(SHORT TASK): Search the entries for the word "this" and pull out each line that has it.

(SUPPLIED ENTRIES):
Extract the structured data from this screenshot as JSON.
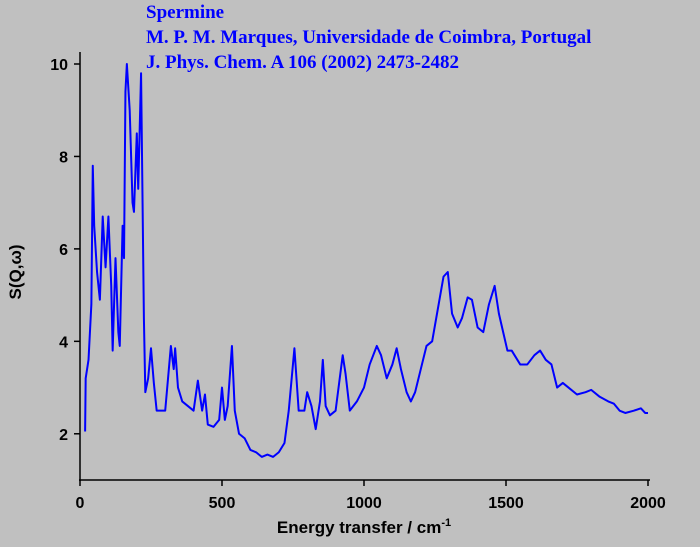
{
  "chart_data": {
    "type": "line",
    "title": "Spermine",
    "subtitle": [
      "M. P. M. Marques, Universidade de Coimbra, Portugal",
      "J. Phys. Chem. A 106 (2002) 2473-2482"
    ],
    "x_label": "Energy transfer / cm",
    "x_label_superscript": "-1",
    "y_label": "S(Q,ω)",
    "xlim": [
      0,
      2000
    ],
    "ylim": [
      1,
      10
    ],
    "xticks": [
      0,
      500,
      1000,
      1500,
      2000
    ],
    "yticks": [
      2,
      4,
      6,
      8,
      10
    ],
    "series": [
      {
        "name": "Spermine",
        "color": "#0000ff",
        "x": [
          18,
          20,
          30,
          40,
          45,
          50,
          60,
          70,
          80,
          90,
          100,
          110,
          115,
          125,
          135,
          140,
          150,
          155,
          160,
          165,
          175,
          185,
          190,
          200,
          205,
          215,
          225,
          230,
          240,
          250,
          260,
          270,
          300,
          320,
          330,
          335,
          345,
          360,
          380,
          400,
          415,
          430,
          440,
          450,
          470,
          490,
          500,
          510,
          520,
          535,
          545,
          560,
          580,
          600,
          620,
          640,
          660,
          680,
          700,
          720,
          735,
          755,
          770,
          790,
          800,
          815,
          830,
          845,
          855,
          865,
          880,
          900,
          925,
          935,
          950,
          975,
          1000,
          1020,
          1045,
          1060,
          1080,
          1100,
          1115,
          1130,
          1150,
          1165,
          1180,
          1200,
          1220,
          1240,
          1260,
          1280,
          1295,
          1310,
          1330,
          1345,
          1365,
          1380,
          1400,
          1420,
          1440,
          1460,
          1475,
          1490,
          1505,
          1520,
          1550,
          1575,
          1600,
          1620,
          1640,
          1660,
          1680,
          1700,
          1720,
          1750,
          1780,
          1800,
          1830,
          1860,
          1880,
          1900,
          1920,
          1950,
          1975,
          1990,
          2000
        ],
        "values": [
          2.05,
          3.2,
          3.6,
          4.8,
          7.8,
          6.5,
          5.5,
          4.9,
          6.7,
          5.6,
          6.7,
          5.2,
          3.8,
          5.8,
          4.2,
          3.9,
          6.5,
          5.8,
          9.4,
          10.0,
          9.0,
          7.0,
          6.8,
          8.5,
          7.3,
          9.8,
          4.5,
          2.9,
          3.2,
          3.85,
          3.1,
          2.5,
          2.5,
          3.9,
          3.4,
          3.85,
          3.0,
          2.7,
          2.6,
          2.5,
          3.15,
          2.5,
          2.85,
          2.2,
          2.15,
          2.3,
          3.0,
          2.3,
          2.6,
          3.9,
          2.5,
          2.0,
          1.9,
          1.65,
          1.6,
          1.5,
          1.55,
          1.5,
          1.6,
          1.8,
          2.5,
          3.85,
          2.5,
          2.5,
          2.9,
          2.6,
          2.1,
          2.7,
          3.6,
          2.6,
          2.4,
          2.5,
          3.7,
          3.3,
          2.5,
          2.7,
          3.0,
          3.5,
          3.9,
          3.7,
          3.2,
          3.5,
          3.85,
          3.4,
          2.9,
          2.7,
          2.9,
          3.4,
          3.9,
          4.0,
          4.7,
          5.4,
          5.5,
          4.6,
          4.3,
          4.5,
          4.95,
          4.9,
          4.3,
          4.2,
          4.8,
          5.2,
          4.6,
          4.2,
          3.8,
          3.8,
          3.5,
          3.5,
          3.7,
          3.8,
          3.6,
          3.5,
          3.0,
          3.1,
          3.0,
          2.85,
          2.9,
          2.95,
          2.8,
          2.7,
          2.65,
          2.5,
          2.45,
          2.5,
          2.55,
          2.45,
          2.45
        ]
      }
    ]
  }
}
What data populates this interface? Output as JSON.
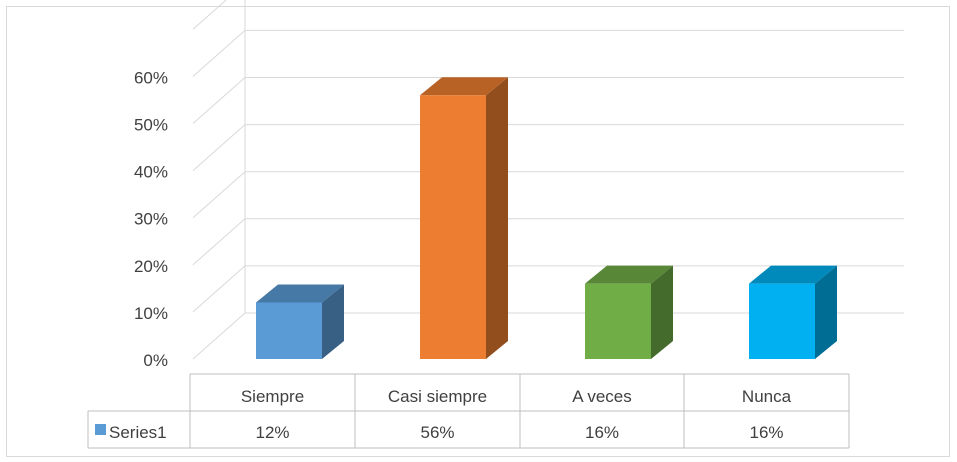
{
  "chart_data": {
    "type": "bar",
    "style": "3d-column",
    "categories": [
      "Siempre",
      "Casi siempre",
      "A veces",
      "Nunca"
    ],
    "series": [
      {
        "name": "Series1",
        "values": [
          0.12,
          0.56,
          0.16,
          0.16
        ]
      }
    ],
    "value_labels": [
      "12%",
      "56%",
      "16%",
      "16%"
    ],
    "bar_colors": [
      "#5b9bd5",
      "#ed7d31",
      "#70ad47",
      "#00b0f0"
    ],
    "yticks": [
      "0%",
      "10%",
      "20%",
      "30%",
      "40%",
      "50%",
      "60%"
    ],
    "ylim": [
      0,
      0.6
    ],
    "grid": true,
    "legend": "data-table"
  }
}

(FINISHED TASK):
Extract the structured data from this screenshot as JSON.
What data populates this interface? Output as JSON.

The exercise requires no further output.